### EXTRACTED INFORMATION:

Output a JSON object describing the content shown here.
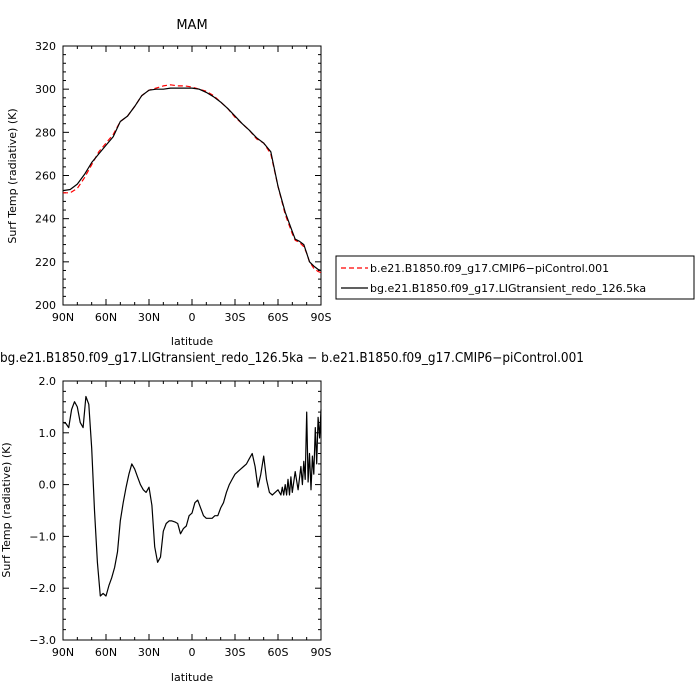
{
  "chart_data": [
    {
      "type": "line",
      "title": "MAM",
      "xlabel": "latitude",
      "ylabel": "Surf Temp (radiative) (K)",
      "xlim": [
        90,
        -90
      ],
      "ylim": [
        200,
        320
      ],
      "x_ticks": [
        "90N",
        "60N",
        "30N",
        "0",
        "30S",
        "60S",
        "90S"
      ],
      "y_ticks": [
        "200",
        "220",
        "240",
        "260",
        "280",
        "300",
        "320"
      ],
      "legend_position": "right",
      "series": [
        {
          "name": "b.e21.B1850.f09_g17.CMIP6−piControl.001",
          "color": "#ff0000",
          "style": "dashed",
          "x": [
            90,
            85,
            80,
            75,
            70,
            65,
            60,
            55,
            50,
            45,
            40,
            35,
            30,
            25,
            20,
            15,
            10,
            5,
            0,
            -5,
            -10,
            -15,
            -20,
            -25,
            -30,
            -35,
            -40,
            -45,
            -50,
            -55,
            -60,
            -65,
            -70,
            -72,
            -75,
            -78,
            -80,
            -82,
            -85,
            -88,
            -90
          ],
          "values": [
            252,
            252,
            254,
            259,
            265,
            271,
            275,
            279,
            285,
            287.5,
            292,
            297,
            299.5,
            300.5,
            301.5,
            302,
            301.5,
            301.5,
            301,
            300,
            299,
            297,
            294,
            291,
            287,
            284,
            281,
            277,
            275,
            270,
            255,
            242,
            233,
            230,
            229,
            227,
            224,
            220,
            217,
            215.5,
            215
          ]
        },
        {
          "name": "bg.e21.B1850.f09_g17.LIGtransient_redo_126.5ka",
          "color": "#000000",
          "style": "solid",
          "x": [
            90,
            85,
            80,
            75,
            70,
            65,
            60,
            55,
            50,
            45,
            40,
            35,
            30,
            25,
            20,
            15,
            10,
            5,
            0,
            -5,
            -10,
            -15,
            -20,
            -25,
            -30,
            -35,
            -40,
            -45,
            -50,
            -55,
            -60,
            -65,
            -70,
            -72,
            -75,
            -78,
            -80,
            -82,
            -85,
            -88,
            -90
          ],
          "values": [
            253,
            253.5,
            256,
            260.5,
            266,
            270,
            274,
            278,
            285,
            287.5,
            292,
            297,
            299.5,
            300,
            300,
            300.5,
            300.5,
            300.5,
            300.5,
            300,
            298.5,
            296.5,
            294,
            291,
            287.5,
            284,
            281,
            277.5,
            275,
            271,
            255,
            243,
            234,
            230.5,
            229.5,
            228,
            224,
            220,
            218,
            216.5,
            216
          ]
        }
      ]
    },
    {
      "type": "line",
      "title": "bg.e21.B1850.f09_g17.LIGtransient_redo_126.5ka − b.e21.B1850.f09_g17.CMIP6−piControl.001",
      "xlabel": "latitude",
      "ylabel": "Surf Temp (radiative) (K)",
      "xlim": [
        90,
        -90
      ],
      "ylim": [
        -3.0,
        2.0
      ],
      "x_ticks": [
        "90N",
        "60N",
        "30N",
        "0",
        "30S",
        "60S",
        "90S"
      ],
      "y_ticks": [
        "−3.0",
        "−2.0",
        "−1.0",
        "0.0",
        "1.0",
        "2.0"
      ],
      "series": [
        {
          "name": "",
          "color": "#000000",
          "style": "solid",
          "x": [
            90,
            88,
            86,
            84,
            82,
            80,
            78,
            76,
            74,
            72,
            70,
            68,
            66,
            64,
            62,
            60,
            58,
            56,
            54,
            52,
            50,
            48,
            46,
            44,
            42,
            40,
            38,
            36,
            34,
            32,
            30,
            28,
            26,
            24,
            22,
            20,
            18,
            16,
            14,
            12,
            10,
            8,
            6,
            4,
            2,
            0,
            -2,
            -4,
            -6,
            -8,
            -10,
            -12,
            -14,
            -16,
            -18,
            -20,
            -22,
            -24,
            -26,
            -28,
            -30,
            -32,
            -34,
            -36,
            -38,
            -40,
            -42,
            -44,
            -46,
            -48,
            -50,
            -52,
            -54,
            -56,
            -58,
            -60,
            -62,
            -63,
            -64,
            -65,
            -66,
            -67,
            -68,
            -69,
            -70,
            -72,
            -74,
            -76,
            -77,
            -78,
            -79,
            -80,
            -81,
            -82,
            -83,
            -84,
            -85,
            -86,
            -87,
            -88,
            -89,
            -90
          ],
          "values": [
            1.2,
            1.18,
            1.1,
            1.45,
            1.6,
            1.5,
            1.2,
            1.1,
            1.7,
            1.55,
            0.7,
            -0.5,
            -1.5,
            -2.15,
            -2.1,
            -2.15,
            -1.95,
            -1.8,
            -1.6,
            -1.3,
            -0.7,
            -0.35,
            -0.05,
            0.2,
            0.4,
            0.3,
            0.15,
            0.0,
            -0.1,
            -0.15,
            -0.05,
            -0.4,
            -1.2,
            -1.5,
            -1.4,
            -0.9,
            -0.75,
            -0.7,
            -0.7,
            -0.72,
            -0.75,
            -0.95,
            -0.85,
            -0.8,
            -0.6,
            -0.55,
            -0.35,
            -0.3,
            -0.45,
            -0.6,
            -0.65,
            -0.65,
            -0.65,
            -0.6,
            -0.6,
            -0.45,
            -0.35,
            -0.15,
            0.0,
            0.1,
            0.2,
            0.25,
            0.3,
            0.35,
            0.4,
            0.5,
            0.6,
            0.35,
            -0.05,
            0.2,
            0.55,
            0.1,
            -0.15,
            -0.2,
            -0.15,
            -0.1,
            -0.2,
            -0.05,
            -0.2,
            0.0,
            -0.2,
            0.1,
            -0.2,
            0.15,
            -0.15,
            0.25,
            -0.1,
            0.35,
            0.0,
            0.45,
            0.1,
            1.4,
            0.05,
            0.6,
            -0.1,
            0.55,
            0.2,
            1.1,
            0.4,
            1.3,
            0.9,
            1.45
          ]
        }
      ]
    }
  ]
}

### BRIEF:
Print each of the records above exactly as written, leaving no picture in the copy.

### EXPECTED ANSWER:
Output a JSON object describing the content shown here.
{
  "chart_data": [
    {
      "type": "line",
      "title": "MAM",
      "xlabel": "latitude",
      "ylabel": "Surf Temp (radiative) (K)",
      "xlim": [
        90,
        -90
      ],
      "ylim": [
        200,
        320
      ],
      "x_ticks": [
        "90N",
        "60N",
        "30N",
        "0",
        "30S",
        "60S",
        "90S"
      ],
      "y_ticks": [
        "200",
        "220",
        "240",
        "260",
        "280",
        "300",
        "320"
      ],
      "legend_position": "right",
      "series": [
        {
          "name": "b.e21.B1850.f09_g17.CMIP6−piControl.001",
          "color": "#ff0000",
          "style": "dashed",
          "x": [
            90,
            85,
            80,
            75,
            70,
            65,
            60,
            55,
            50,
            45,
            40,
            35,
            30,
            25,
            20,
            15,
            10,
            5,
            0,
            -5,
            -10,
            -15,
            -20,
            -25,
            -30,
            -35,
            -40,
            -45,
            -50,
            -55,
            -60,
            -65,
            -70,
            -72,
            -75,
            -78,
            -80,
            -82,
            -85,
            -88,
            -90
          ],
          "values": [
            252,
            252,
            254,
            259,
            265,
            271,
            275,
            279,
            285,
            287.5,
            292,
            297,
            299.5,
            300.5,
            301.5,
            302,
            301.5,
            301.5,
            301,
            300,
            299,
            297,
            294,
            291,
            287,
            284,
            281,
            277,
            275,
            270,
            255,
            242,
            233,
            230,
            229,
            227,
            224,
            220,
            217,
            215.5,
            215
          ]
        },
        {
          "name": "bg.e21.B1850.f09_g17.LIGtransient_redo_126.5ka",
          "color": "#000000",
          "style": "solid",
          "x": [
            90,
            85,
            80,
            75,
            70,
            65,
            60,
            55,
            50,
            45,
            40,
            35,
            30,
            25,
            20,
            15,
            10,
            5,
            0,
            -5,
            -10,
            -15,
            -20,
            -25,
            -30,
            -35,
            -40,
            -45,
            -50,
            -55,
            -60,
            -65,
            -70,
            -72,
            -75,
            -78,
            -80,
            -82,
            -85,
            -88,
            -90
          ],
          "values": [
            253,
            253.5,
            256,
            260.5,
            266,
            270,
            274,
            278,
            285,
            287.5,
            292,
            297,
            299.5,
            300,
            300,
            300.5,
            300.5,
            300.5,
            300.5,
            300,
            298.5,
            296.5,
            294,
            291,
            287.5,
            284,
            281,
            277.5,
            275,
            271,
            255,
            243,
            234,
            230.5,
            229.5,
            228,
            224,
            220,
            218,
            216.5,
            216
          ]
        }
      ]
    },
    {
      "type": "line",
      "title": "bg.e21.B1850.f09_g17.LIGtransient_redo_126.5ka − b.e21.B1850.f09_g17.CMIP6−piControl.001",
      "xlabel": "latitude",
      "ylabel": "Surf Temp (radiative) (K)",
      "xlim": [
        90,
        -90
      ],
      "ylim": [
        -3.0,
        2.0
      ],
      "x_ticks": [
        "90N",
        "60N",
        "30N",
        "0",
        "30S",
        "60S",
        "90S"
      ],
      "y_ticks": [
        "−3.0",
        "−2.0",
        "−1.0",
        "0.0",
        "1.0",
        "2.0"
      ],
      "series": [
        {
          "name": "",
          "color": "#000000",
          "style": "solid",
          "x": [
            90,
            88,
            86,
            84,
            82,
            80,
            78,
            76,
            74,
            72,
            70,
            68,
            66,
            64,
            62,
            60,
            58,
            56,
            54,
            52,
            50,
            48,
            46,
            44,
            42,
            40,
            38,
            36,
            34,
            32,
            30,
            28,
            26,
            24,
            22,
            20,
            18,
            16,
            14,
            12,
            10,
            8,
            6,
            4,
            2,
            0,
            -2,
            -4,
            -6,
            -8,
            -10,
            -12,
            -14,
            -16,
            -18,
            -20,
            -22,
            -24,
            -26,
            -28,
            -30,
            -32,
            -34,
            -36,
            -38,
            -40,
            -42,
            -44,
            -46,
            -48,
            -50,
            -52,
            -54,
            -56,
            -58,
            -60,
            -62,
            -63,
            -64,
            -65,
            -66,
            -67,
            -68,
            -69,
            -70,
            -72,
            -74,
            -76,
            -77,
            -78,
            -79,
            -80,
            -81,
            -82,
            -83,
            -84,
            -85,
            -86,
            -87,
            -88,
            -89,
            -90
          ],
          "values": [
            1.2,
            1.18,
            1.1,
            1.45,
            1.6,
            1.5,
            1.2,
            1.1,
            1.7,
            1.55,
            0.7,
            -0.5,
            -1.5,
            -2.15,
            -2.1,
            -2.15,
            -1.95,
            -1.8,
            -1.6,
            -1.3,
            -0.7,
            -0.35,
            -0.05,
            0.2,
            0.4,
            0.3,
            0.15,
            0.0,
            -0.1,
            -0.15,
            -0.05,
            -0.4,
            -1.2,
            -1.5,
            -1.4,
            -0.9,
            -0.75,
            -0.7,
            -0.7,
            -0.72,
            -0.75,
            -0.95,
            -0.85,
            -0.8,
            -0.6,
            -0.55,
            -0.35,
            -0.3,
            -0.45,
            -0.6,
            -0.65,
            -0.65,
            -0.65,
            -0.6,
            -0.6,
            -0.45,
            -0.35,
            -0.15,
            0.0,
            0.1,
            0.2,
            0.25,
            0.3,
            0.35,
            0.4,
            0.5,
            0.6,
            0.35,
            -0.05,
            0.2,
            0.55,
            0.1,
            -0.15,
            -0.2,
            -0.15,
            -0.1,
            -0.2,
            -0.05,
            -0.2,
            0.0,
            -0.2,
            0.1,
            -0.2,
            0.15,
            -0.15,
            0.25,
            -0.1,
            0.35,
            0.0,
            0.45,
            0.1,
            1.4,
            0.05,
            0.6,
            -0.1,
            0.55,
            0.2,
            1.1,
            0.4,
            1.3,
            0.9,
            1.45
          ]
        }
      ]
    }
  ]
}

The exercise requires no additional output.